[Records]
START

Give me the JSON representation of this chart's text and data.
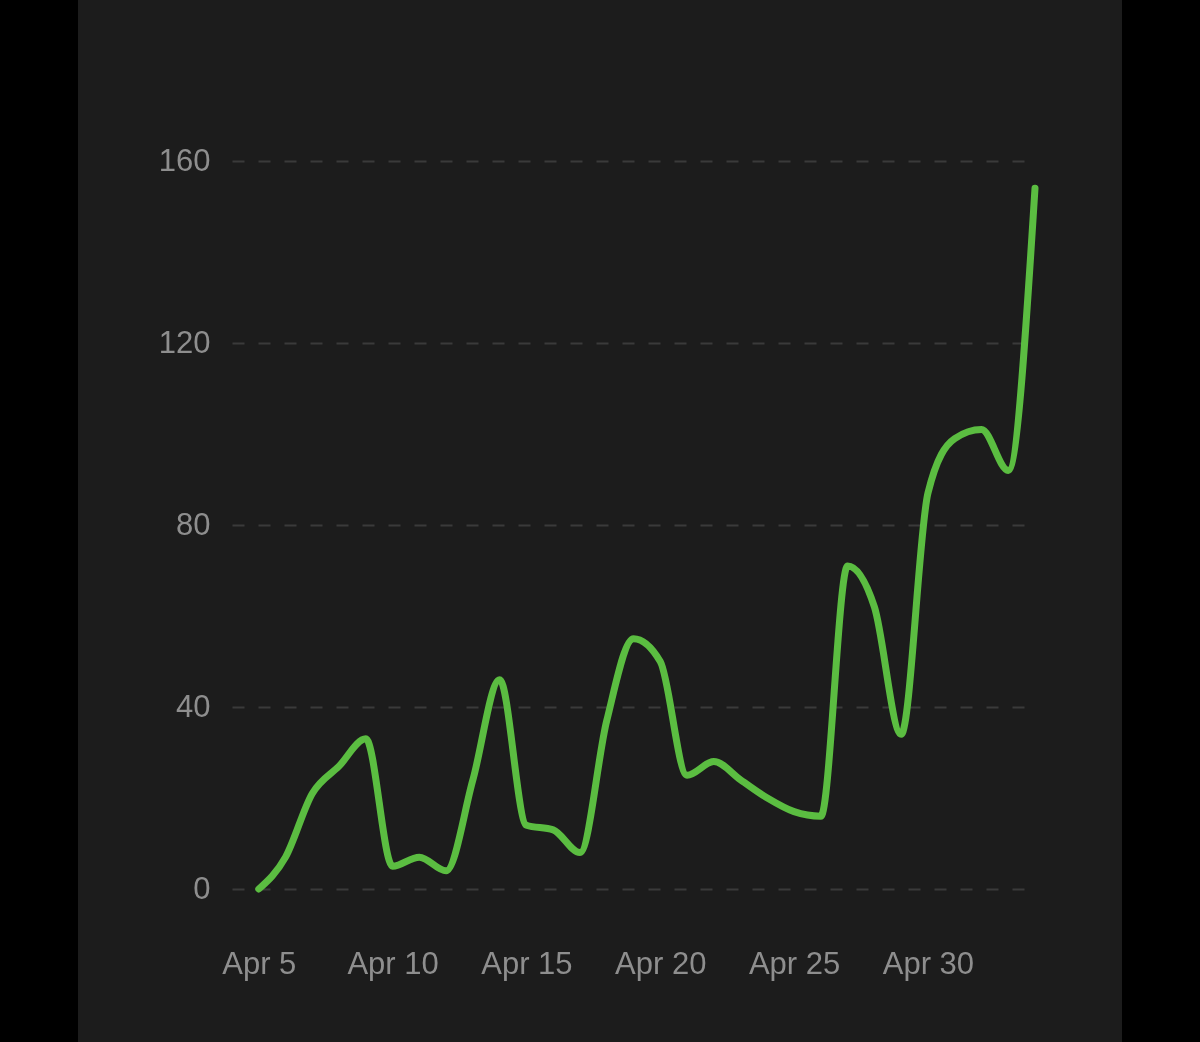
{
  "chart_data": {
    "type": "line",
    "x": [
      "--04-05",
      "--04-06",
      "--04-07",
      "--04-08",
      "--04-09",
      "--04-10",
      "--04-11",
      "--04-12",
      "--04-13",
      "--04-14",
      "--04-15",
      "--04-16",
      "--04-17",
      "--04-18",
      "--04-19",
      "--04-20",
      "--04-21",
      "--04-22",
      "--04-23",
      "--04-24",
      "--04-25",
      "--04-26",
      "--04-27",
      "--04-28",
      "--04-29",
      "--04-30",
      "--05-01",
      "--05-02",
      "--05-03",
      "--05-04"
    ],
    "series": [
      {
        "color": "#5bbd41",
        "values": [
          0,
          7,
          21,
          27,
          33,
          5,
          7,
          4,
          24,
          46,
          14,
          13,
          8,
          37,
          55,
          50,
          25,
          28,
          24,
          20,
          17,
          16,
          71,
          62,
          34,
          87,
          99,
          101,
          92,
          154
        ]
      }
    ],
    "xlim": [
      "--04-04",
      "--05-04"
    ],
    "xticks": [
      {
        "value": "--04-05",
        "label": "Apr 5"
      },
      {
        "value": "--04-10",
        "label": "Apr 10"
      },
      {
        "value": "--04-15",
        "label": "Apr 15"
      },
      {
        "value": "--04-20",
        "label": "Apr 20"
      },
      {
        "value": "--04-25",
        "label": "Apr 25"
      },
      {
        "value": "--04-30",
        "label": "Apr 30"
      }
    ],
    "ylim": [
      0,
      160
    ],
    "yticks": [
      0,
      40,
      80,
      120,
      160
    ],
    "grid": "y",
    "marker": "none",
    "line_style": "solid"
  }
}
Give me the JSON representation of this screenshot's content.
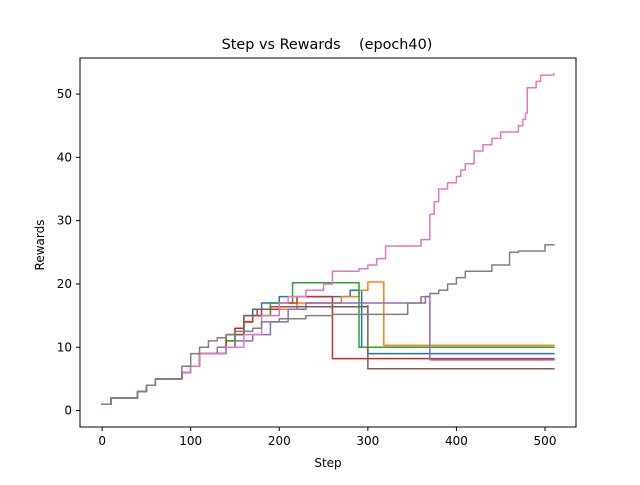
{
  "chart_data": {
    "type": "line",
    "title": "Step vs Rewards    (epoch40)",
    "xlabel": "Step",
    "ylabel": "Rewards",
    "xlim": [
      -25,
      535
    ],
    "ylim": [
      -2.6,
      55.7
    ],
    "xticks": [
      0,
      100,
      200,
      300,
      400,
      500
    ],
    "yticks": [
      0,
      10,
      20,
      30,
      40,
      50
    ],
    "grid": false,
    "legend": "none",
    "series": [
      {
        "color": "#1f77b4",
        "points": [
          [
            0,
            1
          ],
          [
            10,
            2
          ],
          [
            40,
            3
          ],
          [
            50,
            4
          ],
          [
            60,
            5
          ],
          [
            90,
            6
          ],
          [
            100,
            7
          ],
          [
            110,
            9
          ],
          [
            140,
            10
          ],
          [
            150,
            12
          ],
          [
            160,
            14
          ],
          [
            170,
            16
          ],
          [
            180,
            17
          ],
          [
            200,
            18
          ],
          [
            230,
            18
          ],
          [
            260,
            18
          ],
          [
            280,
            19
          ],
          [
            293,
            10
          ],
          [
            300,
            9
          ],
          [
            510,
            9
          ]
        ]
      },
      {
        "color": "#ff7f0e",
        "points": [
          [
            0,
            1
          ],
          [
            10,
            2
          ],
          [
            40,
            3
          ],
          [
            50,
            4
          ],
          [
            60,
            5
          ],
          [
            90,
            6
          ],
          [
            100,
            7
          ],
          [
            110,
            9
          ],
          [
            140,
            11
          ],
          [
            150,
            13
          ],
          [
            160,
            14
          ],
          [
            170,
            15
          ],
          [
            190,
            16
          ],
          [
            220,
            17
          ],
          [
            240,
            17
          ],
          [
            270,
            18
          ],
          [
            290,
            19
          ],
          [
            300,
            20.3
          ],
          [
            318,
            10.3
          ],
          [
            510,
            10.3
          ]
        ]
      },
      {
        "color": "#2ca02c",
        "points": [
          [
            0,
            1
          ],
          [
            10,
            2
          ],
          [
            40,
            3
          ],
          [
            50,
            4
          ],
          [
            60,
            5
          ],
          [
            90,
            6
          ],
          [
            100,
            7
          ],
          [
            110,
            9
          ],
          [
            140,
            11
          ],
          [
            150,
            12
          ],
          [
            160,
            15
          ],
          [
            190,
            17
          ],
          [
            215,
            20.2
          ],
          [
            290,
            10
          ],
          [
            510,
            10
          ]
        ]
      },
      {
        "color": "#d62728",
        "points": [
          [
            0,
            1
          ],
          [
            10,
            2
          ],
          [
            40,
            3
          ],
          [
            50,
            4
          ],
          [
            60,
            5
          ],
          [
            90,
            6
          ],
          [
            100,
            7
          ],
          [
            110,
            9
          ],
          [
            140,
            12
          ],
          [
            150,
            13
          ],
          [
            160,
            14
          ],
          [
            170,
            15
          ],
          [
            180,
            16
          ],
          [
            200,
            17
          ],
          [
            220,
            18
          ],
          [
            260,
            8.2
          ],
          [
            510,
            8.2
          ]
        ]
      },
      {
        "color": "#9467bd",
        "points": [
          [
            0,
            1
          ],
          [
            10,
            2
          ],
          [
            40,
            3
          ],
          [
            50,
            4
          ],
          [
            60,
            5
          ],
          [
            90,
            6
          ],
          [
            100,
            7
          ],
          [
            110,
            9
          ],
          [
            130,
            10
          ],
          [
            150,
            11
          ],
          [
            170,
            12
          ],
          [
            190,
            14
          ],
          [
            210,
            16
          ],
          [
            230,
            17
          ],
          [
            300,
            17
          ],
          [
            330,
            17
          ],
          [
            365,
            18
          ],
          [
            370,
            8
          ],
          [
            510,
            8
          ]
        ]
      },
      {
        "color": "#8c564b",
        "points": [
          [
            0,
            1
          ],
          [
            10,
            2
          ],
          [
            40,
            3
          ],
          [
            50,
            4
          ],
          [
            60,
            5
          ],
          [
            90,
            6
          ],
          [
            100,
            7
          ],
          [
            110,
            9
          ],
          [
            140,
            12
          ],
          [
            160,
            15
          ],
          [
            175,
            16
          ],
          [
            190,
            16.4
          ],
          [
            240,
            16.4
          ],
          [
            300,
            16.6
          ],
          [
            300,
            6.6
          ],
          [
            510,
            6.6
          ]
        ]
      },
      {
        "color": "#e377c2",
        "points": [
          [
            0,
            1
          ],
          [
            10,
            2
          ],
          [
            40,
            3
          ],
          [
            50,
            4
          ],
          [
            60,
            5
          ],
          [
            90,
            6
          ],
          [
            100,
            7
          ],
          [
            110,
            9
          ],
          [
            140,
            10
          ],
          [
            160,
            12
          ],
          [
            180,
            15
          ],
          [
            200,
            17
          ],
          [
            210,
            18
          ],
          [
            230,
            19
          ],
          [
            250,
            20
          ],
          [
            260,
            22
          ],
          [
            290,
            22.4
          ],
          [
            300,
            23
          ],
          [
            310,
            24
          ],
          [
            320,
            26
          ],
          [
            350,
            26
          ],
          [
            360,
            27
          ],
          [
            370,
            31
          ],
          [
            375,
            33
          ],
          [
            380,
            35
          ],
          [
            390,
            36
          ],
          [
            400,
            37
          ],
          [
            405,
            38
          ],
          [
            410,
            39
          ],
          [
            420,
            41
          ],
          [
            430,
            42
          ],
          [
            440,
            43
          ],
          [
            450,
            44
          ],
          [
            470,
            45
          ],
          [
            475,
            46
          ],
          [
            478,
            47
          ],
          [
            480,
            51
          ],
          [
            490,
            52
          ],
          [
            495,
            53
          ],
          [
            510,
            53.2
          ]
        ]
      },
      {
        "color": "#7f7f7f",
        "points": [
          [
            0,
            1
          ],
          [
            10,
            2
          ],
          [
            40,
            3
          ],
          [
            50,
            4
          ],
          [
            60,
            5
          ],
          [
            90,
            7
          ],
          [
            100,
            9
          ],
          [
            110,
            10
          ],
          [
            120,
            11
          ],
          [
            130,
            11.5
          ],
          [
            140,
            12
          ],
          [
            150,
            12.5
          ],
          [
            170,
            13
          ],
          [
            180,
            14
          ],
          [
            200,
            14.5
          ],
          [
            230,
            15
          ],
          [
            260,
            15.2
          ],
          [
            340,
            15.2
          ],
          [
            345,
            17
          ],
          [
            360,
            18
          ],
          [
            370,
            18.5
          ],
          [
            380,
            19
          ],
          [
            390,
            20
          ],
          [
            400,
            21
          ],
          [
            410,
            22
          ],
          [
            440,
            23
          ],
          [
            460,
            25
          ],
          [
            470,
            25.2
          ],
          [
            500,
            26.2
          ],
          [
            510,
            26.2
          ]
        ]
      }
    ]
  }
}
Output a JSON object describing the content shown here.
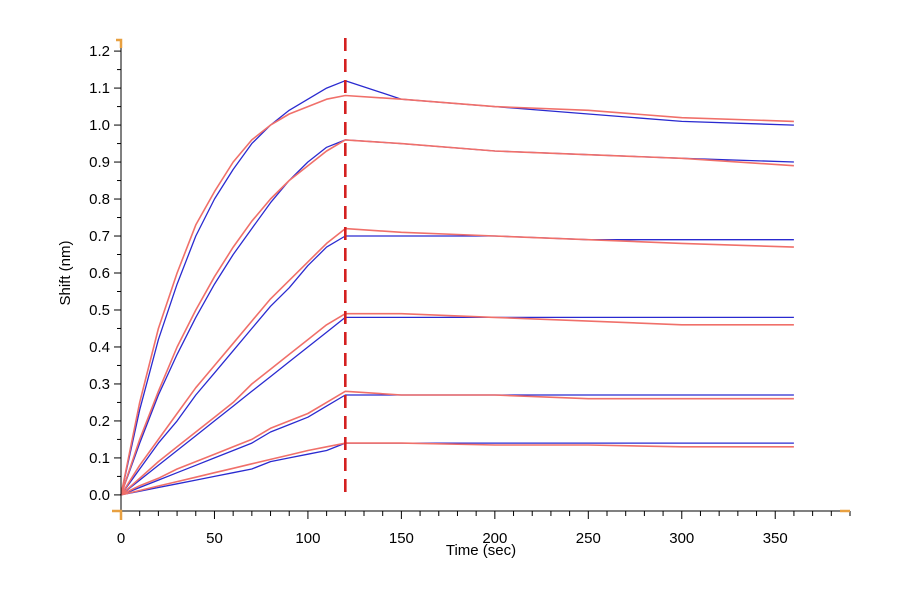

END

### GOAL
Check each line of the entries for the string "Give". Copy the lines that have it.

### OUTPUT OF THE EXERCISE
Give me the JSON representation of this chart's text and data.
Give me the JSON representation of this screenshot's content.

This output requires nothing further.